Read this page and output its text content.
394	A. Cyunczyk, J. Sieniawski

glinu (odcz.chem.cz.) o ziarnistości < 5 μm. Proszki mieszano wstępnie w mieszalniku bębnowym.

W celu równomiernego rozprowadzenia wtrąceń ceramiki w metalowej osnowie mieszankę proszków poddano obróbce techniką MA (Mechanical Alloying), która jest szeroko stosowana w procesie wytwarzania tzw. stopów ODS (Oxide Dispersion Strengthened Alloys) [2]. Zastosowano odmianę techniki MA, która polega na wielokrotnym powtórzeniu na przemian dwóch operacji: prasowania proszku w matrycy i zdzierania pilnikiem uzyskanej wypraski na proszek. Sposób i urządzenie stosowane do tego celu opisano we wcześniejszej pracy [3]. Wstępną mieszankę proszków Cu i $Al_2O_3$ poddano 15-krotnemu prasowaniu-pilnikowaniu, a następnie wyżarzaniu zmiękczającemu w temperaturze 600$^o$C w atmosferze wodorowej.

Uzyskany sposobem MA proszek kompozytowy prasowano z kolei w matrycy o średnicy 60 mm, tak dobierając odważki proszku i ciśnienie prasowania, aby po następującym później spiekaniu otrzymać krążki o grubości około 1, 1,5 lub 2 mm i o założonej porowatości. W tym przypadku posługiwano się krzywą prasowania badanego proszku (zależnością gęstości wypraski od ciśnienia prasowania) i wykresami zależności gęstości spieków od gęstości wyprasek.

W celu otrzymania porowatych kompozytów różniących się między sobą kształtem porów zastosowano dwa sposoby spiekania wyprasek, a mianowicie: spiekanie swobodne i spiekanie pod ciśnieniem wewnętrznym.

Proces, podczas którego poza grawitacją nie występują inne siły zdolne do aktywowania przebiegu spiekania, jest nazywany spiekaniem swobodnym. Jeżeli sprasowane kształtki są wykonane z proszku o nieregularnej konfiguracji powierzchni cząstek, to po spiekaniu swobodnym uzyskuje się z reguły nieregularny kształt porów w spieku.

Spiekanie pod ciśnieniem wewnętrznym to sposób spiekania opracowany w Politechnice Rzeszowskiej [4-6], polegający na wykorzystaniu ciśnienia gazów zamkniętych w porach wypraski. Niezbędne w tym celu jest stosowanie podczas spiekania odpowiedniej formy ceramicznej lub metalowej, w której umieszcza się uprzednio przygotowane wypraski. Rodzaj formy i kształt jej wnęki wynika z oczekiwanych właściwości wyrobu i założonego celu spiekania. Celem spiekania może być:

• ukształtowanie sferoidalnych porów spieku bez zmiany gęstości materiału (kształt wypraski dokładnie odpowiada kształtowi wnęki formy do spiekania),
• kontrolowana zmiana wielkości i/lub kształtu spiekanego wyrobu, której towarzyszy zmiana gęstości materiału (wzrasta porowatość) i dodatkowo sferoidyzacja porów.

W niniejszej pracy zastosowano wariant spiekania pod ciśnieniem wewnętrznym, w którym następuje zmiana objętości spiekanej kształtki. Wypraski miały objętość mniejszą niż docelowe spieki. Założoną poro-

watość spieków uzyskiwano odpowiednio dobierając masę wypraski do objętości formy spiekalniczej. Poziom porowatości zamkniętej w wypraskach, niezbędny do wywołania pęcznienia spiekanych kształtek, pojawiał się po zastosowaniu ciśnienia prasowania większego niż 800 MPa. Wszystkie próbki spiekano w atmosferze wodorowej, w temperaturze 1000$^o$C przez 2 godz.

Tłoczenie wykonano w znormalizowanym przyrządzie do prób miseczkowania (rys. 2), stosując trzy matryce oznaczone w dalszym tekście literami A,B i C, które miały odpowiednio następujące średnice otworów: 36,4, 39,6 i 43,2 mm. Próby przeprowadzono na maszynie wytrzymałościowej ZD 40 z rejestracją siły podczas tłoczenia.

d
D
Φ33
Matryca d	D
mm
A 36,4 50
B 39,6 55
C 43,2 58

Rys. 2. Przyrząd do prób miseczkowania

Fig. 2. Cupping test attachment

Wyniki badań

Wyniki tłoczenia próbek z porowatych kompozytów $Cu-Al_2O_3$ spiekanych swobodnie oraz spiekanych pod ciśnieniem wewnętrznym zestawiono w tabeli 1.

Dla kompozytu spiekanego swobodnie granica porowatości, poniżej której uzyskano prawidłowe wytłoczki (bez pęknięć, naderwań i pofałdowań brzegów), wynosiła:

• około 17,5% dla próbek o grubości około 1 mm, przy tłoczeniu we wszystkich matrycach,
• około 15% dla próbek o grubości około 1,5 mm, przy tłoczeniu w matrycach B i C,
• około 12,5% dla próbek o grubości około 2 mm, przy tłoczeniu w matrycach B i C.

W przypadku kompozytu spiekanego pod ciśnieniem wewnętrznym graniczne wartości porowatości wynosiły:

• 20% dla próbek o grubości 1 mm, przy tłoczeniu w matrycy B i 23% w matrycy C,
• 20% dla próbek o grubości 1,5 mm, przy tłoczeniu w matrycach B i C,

⁂

Given request -> Leave out every line without the string "materiału" and copy the rest.

Solved problem ->
• ukształtowanie sferoidalnych porów spieku bez zmiany gęstości materiału (kształt wypraski dokładnie odpowiada kształtowi wnęki formy do spiekania),
• kontrolowana zmiana wielkości i/lub kształtu spiekanego wyrobu, której towarzyszy zmiana gęstości materiału (wzrasta porowatość) i dodatkowo sferoidyzacja porów.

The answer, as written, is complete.